Reply with nothing except the number of lines that contain the word "Todos".

### Supplied material:
start
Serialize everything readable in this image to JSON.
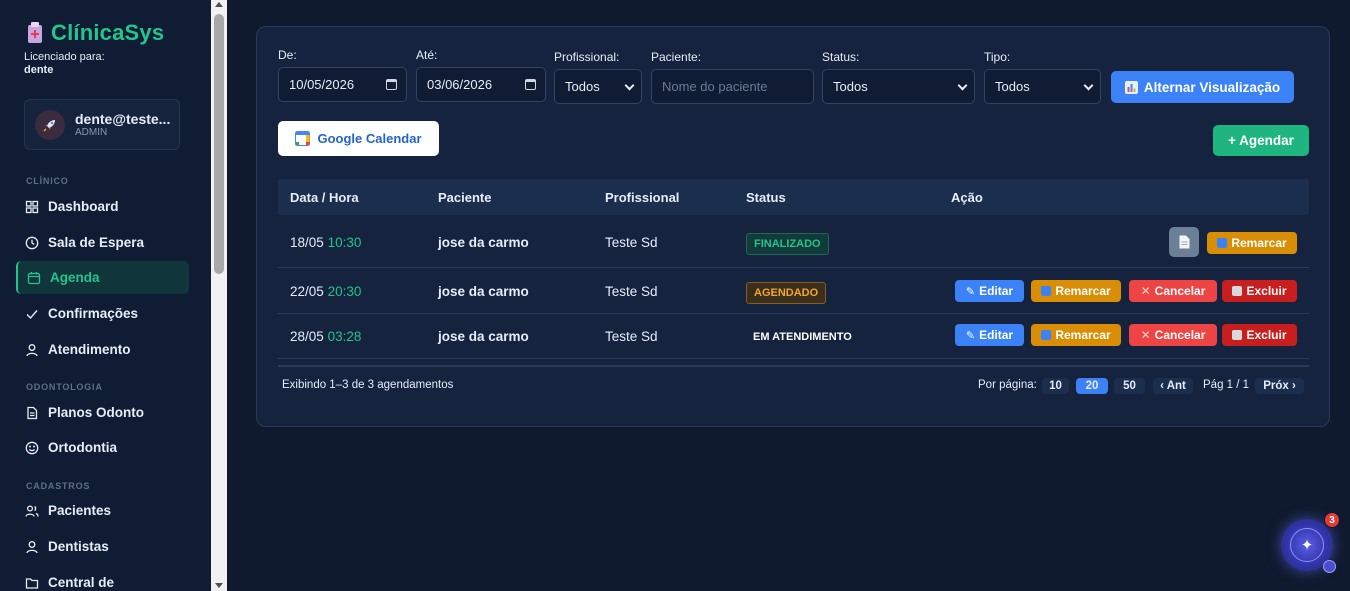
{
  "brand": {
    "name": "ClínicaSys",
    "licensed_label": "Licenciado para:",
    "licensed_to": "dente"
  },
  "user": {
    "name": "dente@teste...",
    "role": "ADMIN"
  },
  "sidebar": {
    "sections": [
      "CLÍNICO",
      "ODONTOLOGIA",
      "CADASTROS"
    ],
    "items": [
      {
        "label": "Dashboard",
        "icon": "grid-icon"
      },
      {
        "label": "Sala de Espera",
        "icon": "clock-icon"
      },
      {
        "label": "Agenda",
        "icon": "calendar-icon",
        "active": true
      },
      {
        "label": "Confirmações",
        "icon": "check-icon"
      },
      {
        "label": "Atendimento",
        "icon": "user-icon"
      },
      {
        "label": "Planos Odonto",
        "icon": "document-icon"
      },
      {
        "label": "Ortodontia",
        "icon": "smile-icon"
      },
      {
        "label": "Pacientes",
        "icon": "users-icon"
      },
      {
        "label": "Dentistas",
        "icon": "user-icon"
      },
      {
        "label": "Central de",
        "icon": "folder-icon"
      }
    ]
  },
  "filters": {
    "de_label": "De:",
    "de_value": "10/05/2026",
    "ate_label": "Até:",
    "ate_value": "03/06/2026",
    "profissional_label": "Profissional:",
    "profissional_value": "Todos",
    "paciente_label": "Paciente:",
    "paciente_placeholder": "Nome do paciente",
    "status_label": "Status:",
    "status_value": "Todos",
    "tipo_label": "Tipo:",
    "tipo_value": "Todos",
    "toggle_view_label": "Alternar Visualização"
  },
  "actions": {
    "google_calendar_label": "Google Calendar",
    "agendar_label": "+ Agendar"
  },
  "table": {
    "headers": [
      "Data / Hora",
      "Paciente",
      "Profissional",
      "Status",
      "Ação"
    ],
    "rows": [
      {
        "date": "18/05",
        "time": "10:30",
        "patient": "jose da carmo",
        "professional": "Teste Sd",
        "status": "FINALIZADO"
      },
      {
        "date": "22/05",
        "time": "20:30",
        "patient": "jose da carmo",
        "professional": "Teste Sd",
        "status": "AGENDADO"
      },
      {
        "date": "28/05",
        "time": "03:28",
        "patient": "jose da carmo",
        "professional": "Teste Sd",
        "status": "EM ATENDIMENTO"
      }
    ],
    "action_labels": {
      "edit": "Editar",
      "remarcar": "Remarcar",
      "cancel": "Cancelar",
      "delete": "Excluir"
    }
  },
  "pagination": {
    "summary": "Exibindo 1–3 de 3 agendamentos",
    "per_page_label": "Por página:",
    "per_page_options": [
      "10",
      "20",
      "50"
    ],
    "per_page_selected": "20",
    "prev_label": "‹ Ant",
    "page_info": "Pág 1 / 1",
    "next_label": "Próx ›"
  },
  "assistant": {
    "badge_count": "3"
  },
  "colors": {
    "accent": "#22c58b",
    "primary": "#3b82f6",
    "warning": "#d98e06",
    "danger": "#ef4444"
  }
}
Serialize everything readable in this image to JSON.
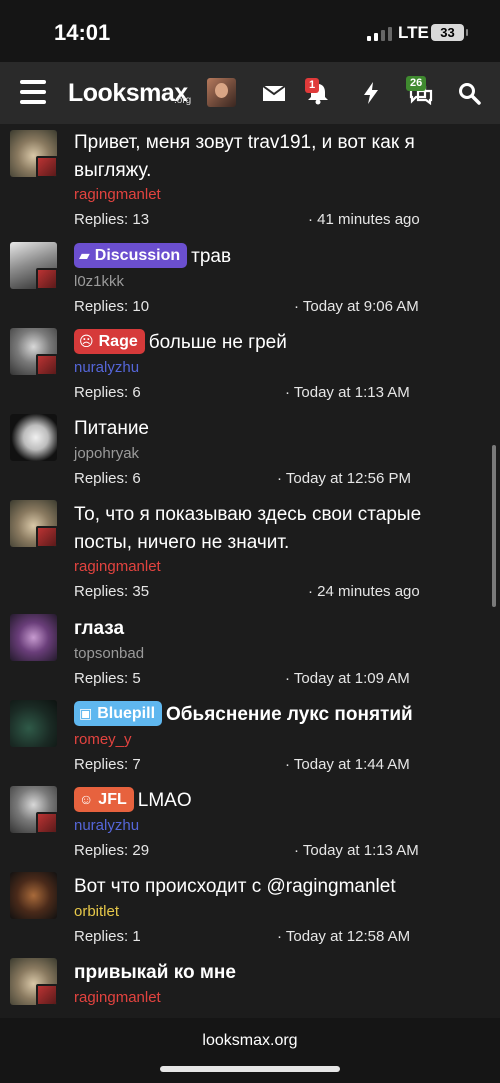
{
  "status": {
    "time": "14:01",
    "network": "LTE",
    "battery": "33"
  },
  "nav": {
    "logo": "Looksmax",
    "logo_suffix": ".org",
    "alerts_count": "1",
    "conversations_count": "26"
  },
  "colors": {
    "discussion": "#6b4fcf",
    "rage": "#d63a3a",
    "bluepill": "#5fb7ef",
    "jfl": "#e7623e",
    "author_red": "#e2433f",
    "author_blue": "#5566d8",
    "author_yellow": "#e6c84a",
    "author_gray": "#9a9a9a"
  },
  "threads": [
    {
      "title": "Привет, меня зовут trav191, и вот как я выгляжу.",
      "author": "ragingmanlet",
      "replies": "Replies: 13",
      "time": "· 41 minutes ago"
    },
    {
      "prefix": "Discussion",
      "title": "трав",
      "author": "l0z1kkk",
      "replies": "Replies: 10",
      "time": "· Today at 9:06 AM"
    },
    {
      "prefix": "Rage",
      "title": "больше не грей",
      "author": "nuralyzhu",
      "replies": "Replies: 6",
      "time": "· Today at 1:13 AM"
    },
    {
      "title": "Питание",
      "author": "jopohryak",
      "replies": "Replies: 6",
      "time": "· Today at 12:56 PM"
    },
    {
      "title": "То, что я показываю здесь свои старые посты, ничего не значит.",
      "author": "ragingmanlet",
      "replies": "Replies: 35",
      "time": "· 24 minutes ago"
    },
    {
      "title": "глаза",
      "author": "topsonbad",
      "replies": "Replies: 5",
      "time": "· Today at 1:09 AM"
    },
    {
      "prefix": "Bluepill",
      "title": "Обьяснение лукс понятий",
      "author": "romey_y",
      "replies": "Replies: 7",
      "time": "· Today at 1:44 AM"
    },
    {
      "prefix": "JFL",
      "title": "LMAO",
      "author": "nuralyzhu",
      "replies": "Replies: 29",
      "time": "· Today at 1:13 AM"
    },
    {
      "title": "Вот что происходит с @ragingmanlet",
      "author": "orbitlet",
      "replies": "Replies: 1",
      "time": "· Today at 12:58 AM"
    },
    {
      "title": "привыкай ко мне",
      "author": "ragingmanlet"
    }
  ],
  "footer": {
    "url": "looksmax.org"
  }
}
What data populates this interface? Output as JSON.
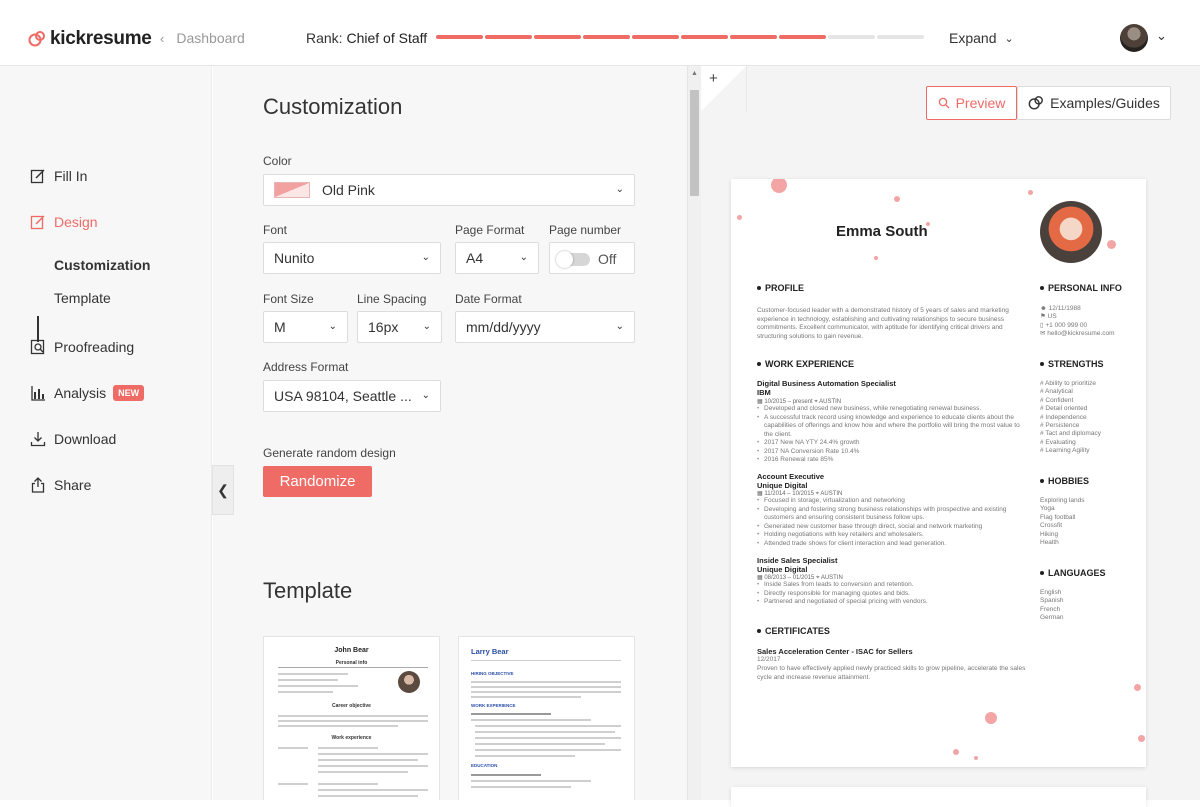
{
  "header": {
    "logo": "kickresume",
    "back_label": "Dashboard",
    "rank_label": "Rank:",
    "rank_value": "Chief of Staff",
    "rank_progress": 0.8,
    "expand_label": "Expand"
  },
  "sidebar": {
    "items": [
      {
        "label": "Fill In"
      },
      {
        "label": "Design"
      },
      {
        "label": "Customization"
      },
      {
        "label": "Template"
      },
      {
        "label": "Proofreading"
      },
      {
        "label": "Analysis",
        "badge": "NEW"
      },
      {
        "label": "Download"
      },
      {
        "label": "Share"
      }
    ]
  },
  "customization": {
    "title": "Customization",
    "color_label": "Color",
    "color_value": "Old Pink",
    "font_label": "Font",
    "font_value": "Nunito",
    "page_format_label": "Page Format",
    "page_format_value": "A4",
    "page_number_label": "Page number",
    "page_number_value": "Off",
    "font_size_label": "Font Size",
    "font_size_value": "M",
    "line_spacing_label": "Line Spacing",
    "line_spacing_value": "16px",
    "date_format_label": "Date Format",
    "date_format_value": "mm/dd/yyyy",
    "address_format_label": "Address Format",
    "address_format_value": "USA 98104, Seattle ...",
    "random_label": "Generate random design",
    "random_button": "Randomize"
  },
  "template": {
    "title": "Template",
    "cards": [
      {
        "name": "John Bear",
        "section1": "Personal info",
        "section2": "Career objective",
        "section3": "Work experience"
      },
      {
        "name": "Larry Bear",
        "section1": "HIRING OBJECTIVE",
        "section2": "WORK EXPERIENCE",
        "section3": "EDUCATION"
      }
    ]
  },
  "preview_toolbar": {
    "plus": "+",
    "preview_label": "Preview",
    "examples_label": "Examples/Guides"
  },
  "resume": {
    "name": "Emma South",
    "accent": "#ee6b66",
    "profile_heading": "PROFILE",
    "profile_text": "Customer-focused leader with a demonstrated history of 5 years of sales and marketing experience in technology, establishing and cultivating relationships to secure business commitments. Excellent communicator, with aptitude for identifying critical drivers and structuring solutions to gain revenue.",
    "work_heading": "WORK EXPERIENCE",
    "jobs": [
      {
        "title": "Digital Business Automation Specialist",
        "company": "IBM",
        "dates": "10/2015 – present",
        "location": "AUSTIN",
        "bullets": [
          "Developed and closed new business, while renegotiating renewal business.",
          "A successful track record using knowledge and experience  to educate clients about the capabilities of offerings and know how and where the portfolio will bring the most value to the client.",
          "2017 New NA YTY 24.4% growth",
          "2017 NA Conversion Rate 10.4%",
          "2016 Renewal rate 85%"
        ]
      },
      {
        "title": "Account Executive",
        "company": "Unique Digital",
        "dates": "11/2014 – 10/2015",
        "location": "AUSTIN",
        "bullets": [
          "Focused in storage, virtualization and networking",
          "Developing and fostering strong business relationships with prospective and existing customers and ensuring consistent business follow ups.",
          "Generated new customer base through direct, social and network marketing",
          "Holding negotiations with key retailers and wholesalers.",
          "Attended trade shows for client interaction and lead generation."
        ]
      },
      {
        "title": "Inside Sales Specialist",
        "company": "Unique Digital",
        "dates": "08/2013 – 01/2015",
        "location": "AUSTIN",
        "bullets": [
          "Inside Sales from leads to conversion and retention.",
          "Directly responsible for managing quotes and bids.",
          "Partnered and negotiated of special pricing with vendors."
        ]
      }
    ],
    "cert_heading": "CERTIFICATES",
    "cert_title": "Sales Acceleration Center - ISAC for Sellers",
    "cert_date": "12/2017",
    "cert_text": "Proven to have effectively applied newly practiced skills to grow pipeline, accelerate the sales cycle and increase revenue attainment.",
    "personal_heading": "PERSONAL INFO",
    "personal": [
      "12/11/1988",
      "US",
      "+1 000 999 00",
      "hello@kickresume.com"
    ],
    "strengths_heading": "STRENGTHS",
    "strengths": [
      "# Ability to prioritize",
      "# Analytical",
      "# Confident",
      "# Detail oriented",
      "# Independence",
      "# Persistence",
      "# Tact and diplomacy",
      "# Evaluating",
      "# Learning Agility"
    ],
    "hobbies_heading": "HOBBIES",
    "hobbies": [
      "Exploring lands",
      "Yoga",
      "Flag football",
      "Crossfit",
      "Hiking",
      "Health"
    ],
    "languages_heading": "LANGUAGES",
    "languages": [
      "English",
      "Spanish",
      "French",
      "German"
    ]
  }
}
end
### Answer to this exercise:
3